WHAT YOU SHOULD DO: Copy each line with the word "healthcare" in it.

::::::

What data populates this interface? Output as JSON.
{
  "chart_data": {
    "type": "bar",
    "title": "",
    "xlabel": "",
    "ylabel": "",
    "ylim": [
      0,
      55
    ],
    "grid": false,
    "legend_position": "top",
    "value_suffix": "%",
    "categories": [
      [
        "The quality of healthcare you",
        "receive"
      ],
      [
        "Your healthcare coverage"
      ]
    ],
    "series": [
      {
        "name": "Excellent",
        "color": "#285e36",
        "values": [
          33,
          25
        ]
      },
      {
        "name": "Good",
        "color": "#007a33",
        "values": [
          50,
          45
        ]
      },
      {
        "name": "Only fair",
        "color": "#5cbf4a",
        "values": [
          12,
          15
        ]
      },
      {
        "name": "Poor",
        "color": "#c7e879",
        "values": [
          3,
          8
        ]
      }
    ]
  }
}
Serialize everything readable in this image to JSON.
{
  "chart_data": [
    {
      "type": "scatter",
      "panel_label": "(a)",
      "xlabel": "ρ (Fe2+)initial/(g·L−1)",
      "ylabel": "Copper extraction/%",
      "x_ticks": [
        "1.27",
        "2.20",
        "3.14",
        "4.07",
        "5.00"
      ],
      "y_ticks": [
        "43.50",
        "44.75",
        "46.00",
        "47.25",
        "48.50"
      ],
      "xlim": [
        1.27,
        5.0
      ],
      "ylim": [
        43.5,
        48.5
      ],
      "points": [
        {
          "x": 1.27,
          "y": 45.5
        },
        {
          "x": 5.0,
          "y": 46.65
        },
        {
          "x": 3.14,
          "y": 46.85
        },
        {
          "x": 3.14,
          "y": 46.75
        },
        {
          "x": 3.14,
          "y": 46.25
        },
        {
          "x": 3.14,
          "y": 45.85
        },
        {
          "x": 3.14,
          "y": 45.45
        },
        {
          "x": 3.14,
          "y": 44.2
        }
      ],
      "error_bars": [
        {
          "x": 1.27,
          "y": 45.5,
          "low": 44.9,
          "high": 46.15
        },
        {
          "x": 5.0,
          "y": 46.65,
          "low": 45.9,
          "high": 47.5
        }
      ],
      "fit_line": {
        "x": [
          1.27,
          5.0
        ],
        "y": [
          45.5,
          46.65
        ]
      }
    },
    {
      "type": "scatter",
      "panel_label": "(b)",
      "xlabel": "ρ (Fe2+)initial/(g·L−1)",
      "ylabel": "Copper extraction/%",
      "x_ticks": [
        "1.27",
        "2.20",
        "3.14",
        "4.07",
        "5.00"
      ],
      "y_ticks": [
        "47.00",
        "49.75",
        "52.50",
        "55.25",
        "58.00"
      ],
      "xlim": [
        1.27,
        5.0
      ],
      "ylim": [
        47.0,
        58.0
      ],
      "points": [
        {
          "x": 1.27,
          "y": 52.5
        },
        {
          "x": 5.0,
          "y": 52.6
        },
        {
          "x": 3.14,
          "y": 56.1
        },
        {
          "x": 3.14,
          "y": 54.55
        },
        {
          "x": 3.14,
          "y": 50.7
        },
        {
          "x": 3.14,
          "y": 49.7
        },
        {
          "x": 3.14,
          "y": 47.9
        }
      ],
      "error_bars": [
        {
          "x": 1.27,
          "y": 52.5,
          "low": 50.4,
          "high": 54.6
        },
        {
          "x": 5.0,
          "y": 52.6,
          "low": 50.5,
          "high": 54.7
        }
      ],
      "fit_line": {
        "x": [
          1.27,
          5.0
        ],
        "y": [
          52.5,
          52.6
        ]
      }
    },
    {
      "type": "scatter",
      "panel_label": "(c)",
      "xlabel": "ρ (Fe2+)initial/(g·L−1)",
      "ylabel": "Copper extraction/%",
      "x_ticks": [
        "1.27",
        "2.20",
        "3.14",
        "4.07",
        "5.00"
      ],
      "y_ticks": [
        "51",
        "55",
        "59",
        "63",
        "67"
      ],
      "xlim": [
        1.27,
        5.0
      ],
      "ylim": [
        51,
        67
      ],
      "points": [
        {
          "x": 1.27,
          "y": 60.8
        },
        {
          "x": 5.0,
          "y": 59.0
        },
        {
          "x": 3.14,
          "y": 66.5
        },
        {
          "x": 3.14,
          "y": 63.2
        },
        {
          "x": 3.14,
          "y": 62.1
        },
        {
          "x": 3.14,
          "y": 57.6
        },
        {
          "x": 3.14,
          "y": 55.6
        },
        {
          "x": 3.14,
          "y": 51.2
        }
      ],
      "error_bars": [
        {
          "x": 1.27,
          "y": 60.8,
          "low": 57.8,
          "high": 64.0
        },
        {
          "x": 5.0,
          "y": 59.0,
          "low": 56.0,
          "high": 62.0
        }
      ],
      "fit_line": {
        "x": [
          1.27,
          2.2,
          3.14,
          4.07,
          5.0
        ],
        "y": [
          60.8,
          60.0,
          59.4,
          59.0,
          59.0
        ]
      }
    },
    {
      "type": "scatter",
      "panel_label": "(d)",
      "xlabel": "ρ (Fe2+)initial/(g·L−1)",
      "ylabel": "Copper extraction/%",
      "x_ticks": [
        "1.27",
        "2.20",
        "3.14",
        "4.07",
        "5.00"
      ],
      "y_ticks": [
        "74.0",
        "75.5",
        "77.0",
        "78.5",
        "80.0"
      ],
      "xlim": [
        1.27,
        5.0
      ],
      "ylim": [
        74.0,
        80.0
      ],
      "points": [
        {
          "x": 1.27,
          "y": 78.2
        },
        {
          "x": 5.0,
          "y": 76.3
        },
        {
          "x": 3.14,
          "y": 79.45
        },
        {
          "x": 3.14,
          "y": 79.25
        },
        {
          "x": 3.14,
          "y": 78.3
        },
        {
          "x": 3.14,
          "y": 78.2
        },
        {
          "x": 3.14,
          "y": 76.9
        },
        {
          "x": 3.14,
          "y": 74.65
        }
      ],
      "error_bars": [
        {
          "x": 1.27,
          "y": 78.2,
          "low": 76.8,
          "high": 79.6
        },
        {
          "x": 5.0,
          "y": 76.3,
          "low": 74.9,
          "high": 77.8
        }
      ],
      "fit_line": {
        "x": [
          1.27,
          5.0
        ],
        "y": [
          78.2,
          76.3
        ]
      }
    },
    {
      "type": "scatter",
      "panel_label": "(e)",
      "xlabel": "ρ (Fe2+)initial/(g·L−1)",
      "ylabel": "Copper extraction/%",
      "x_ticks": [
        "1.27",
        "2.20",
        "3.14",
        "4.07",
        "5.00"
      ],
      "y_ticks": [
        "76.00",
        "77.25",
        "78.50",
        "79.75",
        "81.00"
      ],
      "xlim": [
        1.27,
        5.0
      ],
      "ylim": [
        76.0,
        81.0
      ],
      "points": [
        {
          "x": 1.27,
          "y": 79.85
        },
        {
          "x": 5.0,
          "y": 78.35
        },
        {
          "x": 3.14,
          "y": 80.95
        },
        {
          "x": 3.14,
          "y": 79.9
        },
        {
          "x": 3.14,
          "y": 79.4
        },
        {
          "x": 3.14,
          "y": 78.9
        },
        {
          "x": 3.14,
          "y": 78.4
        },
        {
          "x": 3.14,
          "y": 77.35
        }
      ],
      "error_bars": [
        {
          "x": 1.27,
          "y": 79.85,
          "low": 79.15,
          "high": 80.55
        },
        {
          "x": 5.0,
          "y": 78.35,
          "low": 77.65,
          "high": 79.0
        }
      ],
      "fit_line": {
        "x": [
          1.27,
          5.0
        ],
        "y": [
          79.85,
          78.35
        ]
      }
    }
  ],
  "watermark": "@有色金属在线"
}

::::::

ANSWER BELOW:
        "The quality of healthcare you",
        "Your healthcare coverage"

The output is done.